» **What you will do**:
(a) Can you set down, word for word, the part of the apprenticeship summary starting with "The old apprenticeship worked" and going on through "at its base."?
(b) What does the apprenticeship summary state for each of these?
(i) How many marbles are in Mira's jar?
(ii) How many scans produced the radiologist's intuition?
(iii) What does Mira's redesign rotate residents through instead of departments?

» **Extracted text**:

BEGIN

The Reimagined Apprenticeship — Summary
Mira’s jar is still on her desk. Four hundred marbles, four hundred moments when routine produced wisdom. She has not added a marble in two years, because the jar belongs to the old apprenticeship, and the old apprenticeship is over.
The old apprenticeship worked through graduated exposure to complexity. You did the simple things first and built toward the hard things. The routine was not the obstacle to expertise. It was the medium through which expertise developed. The ten thousand scans that produced the radiologist’s intuition were not a price paid for competence. They were the developmental process that the competence emerged from.
AI removed the routine. The pipeline handles the simple cases. The trainee encounters the complex case first, without the foundation the routine was building. The developmental path has been amputated at its base.
The reimagined apprenticeship does not try to replicate the old one with AI assistance. It asks a different question: how do you build the capacity for judgment when the computational substrate that judgment used to grow through has been absorbed by a machine?
Mira’s redesign rotates residents through problems, not departments. AI handles the computational work so residents can focus on the patient, the family, the decision. She stands with them and says nothing while the patient talks. Afterward she asks: what did you notice?

END

» **Supplied material**:
BEGIN

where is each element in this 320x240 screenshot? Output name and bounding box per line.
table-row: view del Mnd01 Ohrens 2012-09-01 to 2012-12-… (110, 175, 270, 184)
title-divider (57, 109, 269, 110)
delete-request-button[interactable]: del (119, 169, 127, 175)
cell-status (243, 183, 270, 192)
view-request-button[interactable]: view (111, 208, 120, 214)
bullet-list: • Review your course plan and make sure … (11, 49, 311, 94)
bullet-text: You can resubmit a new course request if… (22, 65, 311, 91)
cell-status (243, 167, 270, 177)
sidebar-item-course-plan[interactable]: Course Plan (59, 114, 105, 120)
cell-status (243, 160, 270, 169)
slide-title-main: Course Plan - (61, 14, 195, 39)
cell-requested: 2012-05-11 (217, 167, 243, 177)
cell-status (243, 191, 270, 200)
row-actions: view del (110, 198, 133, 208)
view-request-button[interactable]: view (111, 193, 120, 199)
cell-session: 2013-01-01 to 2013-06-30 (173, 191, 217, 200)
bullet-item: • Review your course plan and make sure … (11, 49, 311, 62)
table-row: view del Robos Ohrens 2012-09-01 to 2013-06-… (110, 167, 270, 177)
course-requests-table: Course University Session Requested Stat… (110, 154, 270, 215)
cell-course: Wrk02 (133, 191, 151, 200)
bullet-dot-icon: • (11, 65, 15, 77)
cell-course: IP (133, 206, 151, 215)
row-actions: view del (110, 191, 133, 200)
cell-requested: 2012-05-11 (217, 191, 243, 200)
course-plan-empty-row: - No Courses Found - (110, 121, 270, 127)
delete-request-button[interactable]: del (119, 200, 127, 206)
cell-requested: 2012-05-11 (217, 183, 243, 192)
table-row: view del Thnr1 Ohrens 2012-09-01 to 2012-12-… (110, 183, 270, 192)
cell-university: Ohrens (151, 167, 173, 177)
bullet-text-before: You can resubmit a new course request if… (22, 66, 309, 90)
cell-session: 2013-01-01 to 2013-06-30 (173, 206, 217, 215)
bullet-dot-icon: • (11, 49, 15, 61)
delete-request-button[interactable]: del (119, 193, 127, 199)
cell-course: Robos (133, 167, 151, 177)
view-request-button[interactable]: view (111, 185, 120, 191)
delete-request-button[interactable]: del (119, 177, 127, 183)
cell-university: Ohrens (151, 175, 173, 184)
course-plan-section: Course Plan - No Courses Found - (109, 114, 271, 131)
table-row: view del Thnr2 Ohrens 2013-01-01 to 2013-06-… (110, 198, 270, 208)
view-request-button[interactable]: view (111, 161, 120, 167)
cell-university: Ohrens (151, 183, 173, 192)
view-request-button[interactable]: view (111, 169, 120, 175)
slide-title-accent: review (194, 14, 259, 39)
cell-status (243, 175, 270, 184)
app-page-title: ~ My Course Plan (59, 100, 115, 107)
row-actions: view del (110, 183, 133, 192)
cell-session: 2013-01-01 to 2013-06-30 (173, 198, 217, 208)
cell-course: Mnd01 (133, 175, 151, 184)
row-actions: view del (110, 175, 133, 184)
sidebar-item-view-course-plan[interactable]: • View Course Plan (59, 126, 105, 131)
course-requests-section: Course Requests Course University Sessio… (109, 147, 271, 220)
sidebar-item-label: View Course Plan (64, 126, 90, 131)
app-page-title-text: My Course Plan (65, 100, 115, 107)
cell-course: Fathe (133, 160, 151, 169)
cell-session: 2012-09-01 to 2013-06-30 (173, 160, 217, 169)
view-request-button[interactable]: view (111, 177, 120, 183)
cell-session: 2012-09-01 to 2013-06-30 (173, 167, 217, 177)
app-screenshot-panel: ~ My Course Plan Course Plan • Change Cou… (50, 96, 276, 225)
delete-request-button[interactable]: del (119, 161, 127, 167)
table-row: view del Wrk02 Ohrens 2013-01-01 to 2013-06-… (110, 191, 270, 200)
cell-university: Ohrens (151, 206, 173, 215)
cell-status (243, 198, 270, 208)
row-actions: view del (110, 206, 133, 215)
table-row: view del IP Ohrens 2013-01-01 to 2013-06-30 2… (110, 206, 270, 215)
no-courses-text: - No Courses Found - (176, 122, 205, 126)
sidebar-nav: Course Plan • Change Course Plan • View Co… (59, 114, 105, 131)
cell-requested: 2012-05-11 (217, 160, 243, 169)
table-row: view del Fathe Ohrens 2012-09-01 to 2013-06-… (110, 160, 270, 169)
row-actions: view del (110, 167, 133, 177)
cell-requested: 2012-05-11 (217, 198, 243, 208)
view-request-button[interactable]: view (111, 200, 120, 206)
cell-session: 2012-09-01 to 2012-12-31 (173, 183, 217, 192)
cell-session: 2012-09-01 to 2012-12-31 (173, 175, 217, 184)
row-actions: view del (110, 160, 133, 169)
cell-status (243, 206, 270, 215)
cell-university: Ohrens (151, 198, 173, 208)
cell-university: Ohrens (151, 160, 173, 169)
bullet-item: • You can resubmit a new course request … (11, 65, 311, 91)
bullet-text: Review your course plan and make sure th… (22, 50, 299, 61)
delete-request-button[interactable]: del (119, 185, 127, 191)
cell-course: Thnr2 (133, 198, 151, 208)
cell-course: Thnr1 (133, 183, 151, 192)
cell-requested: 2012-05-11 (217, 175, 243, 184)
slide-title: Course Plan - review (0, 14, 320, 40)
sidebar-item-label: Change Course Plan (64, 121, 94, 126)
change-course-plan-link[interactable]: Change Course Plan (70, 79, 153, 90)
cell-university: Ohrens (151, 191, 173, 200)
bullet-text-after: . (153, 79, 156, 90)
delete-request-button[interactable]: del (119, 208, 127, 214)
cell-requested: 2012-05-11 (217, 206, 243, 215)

END

» **Per-task outputs**:
(a)
The old apprenticeship worked through graduated exposure to complexity. You did the simple things first and built toward the hard things. The routine was not the obstacle to expertise. It was the medium through which expertise developed. The ten thousand scans that produced the radiologist’s intuition were not a price paid for competence. They were the developmental process that the competence emerged from.
AI removed the routine. The pipeline handles the simple cases. The trainee encounters the complex case first, without the foundation the routine was building. The developmental path has been amputated at its base.

(b)
(i) Four hundred
(ii) Ten thousand
(iii) Problems